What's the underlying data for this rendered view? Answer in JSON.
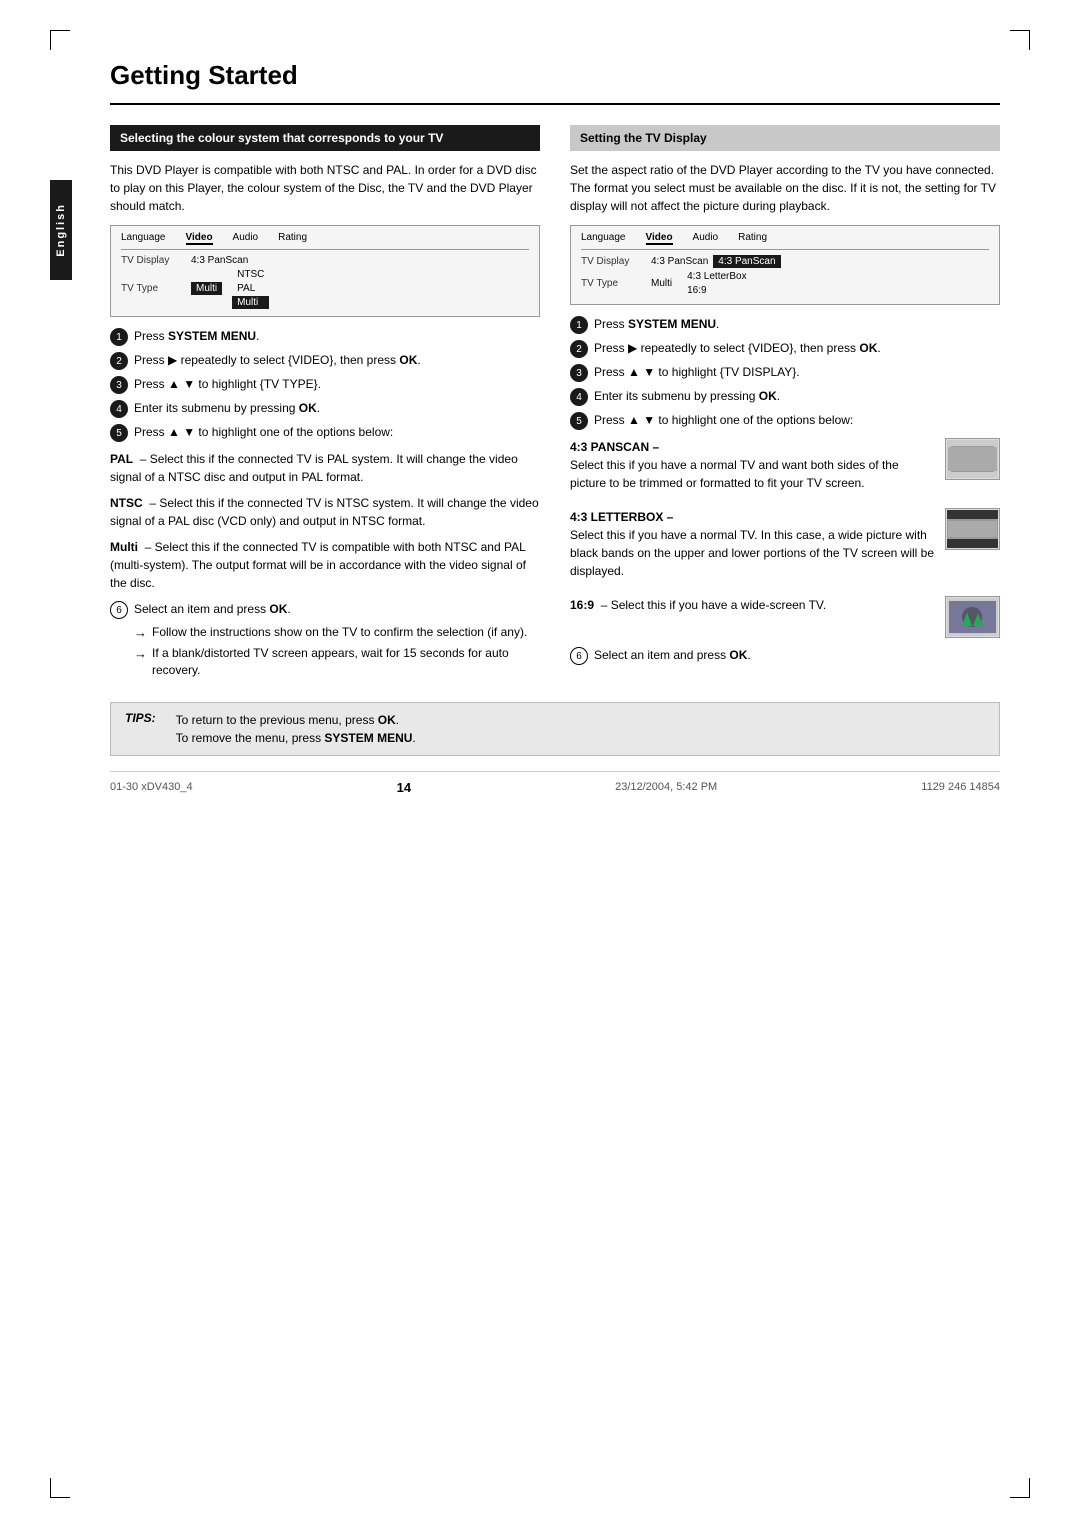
{
  "page": {
    "title": "Getting Started",
    "page_number": "14",
    "sidebar_label": "English"
  },
  "left_section": {
    "header": "Selecting the colour system that corresponds to your TV",
    "body": "This DVD Player is compatible with both NTSC and PAL. In order for a DVD disc to play on this Player, the colour system of the Disc, the TV and the DVD Player should match.",
    "menu": {
      "headers": [
        "Language",
        "Video",
        "Audio",
        "Rating"
      ],
      "rows": [
        {
          "label": "TV Display",
          "value": "4:3 PanScan"
        },
        {
          "label": "TV Type",
          "values": [
            "Multi",
            "NTSC",
            "PAL",
            "Multi"
          ]
        }
      ]
    },
    "steps": [
      {
        "num": "1",
        "text": "Press ",
        "bold": "SYSTEM MENU",
        "suffix": "."
      },
      {
        "num": "2",
        "text": "Press ▶ repeatedly to select {VIDEO}, then press ",
        "bold": "OK",
        "suffix": "."
      },
      {
        "num": "3",
        "text": "Press ▲ ▼ to highlight {TV TYPE}.",
        "bold": ""
      },
      {
        "num": "4",
        "text": "Enter its submenu by pressing ",
        "bold": "OK",
        "suffix": "."
      },
      {
        "num": "5",
        "text": "Press ▲ ▼ to highlight one of the options below:",
        "bold": ""
      }
    ],
    "options": [
      {
        "label": "PAL",
        "text": "– Select this if the connected TV is PAL system. It will change the video signal of a NTSC disc and output in PAL format."
      },
      {
        "label": "NTSC",
        "text": "– Select this if the connected TV is NTSC system. It will change the video signal of a PAL disc (VCD only) and output in NTSC format."
      },
      {
        "label": "Multi",
        "text": "– Select this if the connected TV is compatible with both NTSC and PAL (multi-system). The output format will be in accordance with the video signal of the disc."
      }
    ],
    "step6": "Select an item and press ",
    "step6_bold": "OK",
    "step6_suffix": ".",
    "arrows": [
      "Follow the instructions show on the TV to confirm the selection (if any).",
      "If a blank/distorted TV screen appears, wait for 15 seconds for auto recovery."
    ]
  },
  "right_section": {
    "header": "Setting the TV Display",
    "body": "Set the aspect ratio of the DVD Player according to the TV you have connected. The format you select must be available on the disc. If it is not, the setting for TV display will not affect the picture during playback.",
    "menu": {
      "headers": [
        "Language",
        "Video",
        "Audio",
        "Rating"
      ],
      "rows": [
        {
          "label": "TV Display",
          "values": [
            "4:3 PanScan",
            "4:3 PanScan"
          ]
        },
        {
          "label": "TV Type",
          "values": [
            "Multi",
            "4:3 LetterBox",
            "16:9"
          ]
        }
      ]
    },
    "steps": [
      {
        "num": "1",
        "text": "Press ",
        "bold": "SYSTEM MENU",
        "suffix": "."
      },
      {
        "num": "2",
        "text": "Press ▶ repeatedly to select {VIDEO}, then press ",
        "bold": "OK",
        "suffix": "."
      },
      {
        "num": "3",
        "text": "Press ▲ ▼ to highlight {TV DISPLAY}.",
        "bold": ""
      },
      {
        "num": "4",
        "text": "Enter its submenu by pressing ",
        "bold": "OK",
        "suffix": "."
      },
      {
        "num": "5",
        "text": "Press ▲ ▼ to highlight one of the options below:",
        "bold": ""
      }
    ],
    "subsections": [
      {
        "label": "4:3 PANSCAN –",
        "text": "Select this if you have a normal TV and want both sides of the picture to be trimmed or formatted to fit your TV screen.",
        "img_type": "panscan"
      },
      {
        "label": "4:3 LETTERBOX –",
        "text": "Select this if you have a normal TV. In this case, a wide picture with black bands on the upper and lower portions of the TV screen will be displayed.",
        "img_type": "letterbox"
      },
      {
        "label": "16:9",
        "text": "– Select this if you have a wide-screen TV.",
        "img_type": "169"
      }
    ],
    "step6": "Select an item and press ",
    "step6_bold": "OK",
    "step6_suffix": "."
  },
  "tips": {
    "label": "TIPS:",
    "lines": [
      "To return to the previous menu, press OK.",
      "To remove the menu, press SYSTEM MENU."
    ]
  },
  "footer": {
    "left": "01-30 xDV430_4",
    "center": "14",
    "right": "23/12/2004, 5:42 PM",
    "far_right": "1129 246 14854"
  }
}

**The exercise:**
Pictures stay out; reproduce every line of the records exactly.

**Exercise answer:**
What's the underlying data for this rendered view? Answer in JSON.
{
  "page": {
    "title": "Getting Started",
    "page_number": "14",
    "sidebar_label": "English"
  },
  "left_section": {
    "header": "Selecting the colour system that corresponds to your TV",
    "body": "This DVD Player is compatible with both NTSC and PAL. In order for a DVD disc to play on this Player, the colour system of the Disc, the TV and the DVD Player should match.",
    "menu": {
      "headers": [
        "Language",
        "Video",
        "Audio",
        "Rating"
      ],
      "rows": [
        {
          "label": "TV Display",
          "value": "4:3 PanScan"
        },
        {
          "label": "TV Type",
          "values": [
            "Multi",
            "NTSC",
            "PAL",
            "Multi"
          ]
        }
      ]
    },
    "steps": [
      {
        "num": "1",
        "text": "Press ",
        "bold": "SYSTEM MENU",
        "suffix": "."
      },
      {
        "num": "2",
        "text": "Press ▶ repeatedly to select {VIDEO}, then press ",
        "bold": "OK",
        "suffix": "."
      },
      {
        "num": "3",
        "text": "Press ▲ ▼ to highlight {TV TYPE}.",
        "bold": ""
      },
      {
        "num": "4",
        "text": "Enter its submenu by pressing ",
        "bold": "OK",
        "suffix": "."
      },
      {
        "num": "5",
        "text": "Press ▲ ▼ to highlight one of the options below:",
        "bold": ""
      }
    ],
    "options": [
      {
        "label": "PAL",
        "text": "– Select this if the connected TV is PAL system. It will change the video signal of a NTSC disc and output in PAL format."
      },
      {
        "label": "NTSC",
        "text": "– Select this if the connected TV is NTSC system. It will change the video signal of a PAL disc (VCD only) and output in NTSC format."
      },
      {
        "label": "Multi",
        "text": "– Select this if the connected TV is compatible with both NTSC and PAL (multi-system). The output format will be in accordance with the video signal of the disc."
      }
    ],
    "step6": "Select an item and press ",
    "step6_bold": "OK",
    "step6_suffix": ".",
    "arrows": [
      "Follow the instructions show on the TV to confirm the selection (if any).",
      "If a blank/distorted TV screen appears, wait for 15 seconds for auto recovery."
    ]
  },
  "right_section": {
    "header": "Setting the TV Display",
    "body": "Set the aspect ratio of the DVD Player according to the TV you have connected. The format you select must be available on the disc. If it is not, the setting for TV display will not affect the picture during playback.",
    "menu": {
      "headers": [
        "Language",
        "Video",
        "Audio",
        "Rating"
      ],
      "rows": [
        {
          "label": "TV Display",
          "values": [
            "4:3 PanScan",
            "4:3 PanScan"
          ]
        },
        {
          "label": "TV Type",
          "values": [
            "Multi",
            "4:3 LetterBox",
            "16:9"
          ]
        }
      ]
    },
    "steps": [
      {
        "num": "1",
        "text": "Press ",
        "bold": "SYSTEM MENU",
        "suffix": "."
      },
      {
        "num": "2",
        "text": "Press ▶ repeatedly to select {VIDEO}, then press ",
        "bold": "OK",
        "suffix": "."
      },
      {
        "num": "3",
        "text": "Press ▲ ▼ to highlight {TV DISPLAY}.",
        "bold": ""
      },
      {
        "num": "4",
        "text": "Enter its submenu by pressing ",
        "bold": "OK",
        "suffix": "."
      },
      {
        "num": "5",
        "text": "Press ▲ ▼ to highlight one of the options below:",
        "bold": ""
      }
    ],
    "subsections": [
      {
        "label": "4:3 PANSCAN –",
        "text": "Select this if you have a normal TV and want both sides of the picture to be trimmed or formatted to fit your TV screen.",
        "img_type": "panscan"
      },
      {
        "label": "4:3 LETTERBOX –",
        "text": "Select this if you have a normal TV. In this case, a wide picture with black bands on the upper and lower portions of the TV screen will be displayed.",
        "img_type": "letterbox"
      },
      {
        "label": "16:9",
        "text": "– Select this if you have a wide-screen TV.",
        "img_type": "169"
      }
    ],
    "step6": "Select an item and press ",
    "step6_bold": "OK",
    "step6_suffix": "."
  },
  "tips": {
    "label": "TIPS:",
    "lines": [
      "To return to the previous menu, press OK.",
      "To remove the menu, press SYSTEM MENU."
    ]
  },
  "footer": {
    "left": "01-30 xDV430_4",
    "center": "14",
    "right": "23/12/2004, 5:42 PM",
    "far_right": "1129 246 14854"
  }
}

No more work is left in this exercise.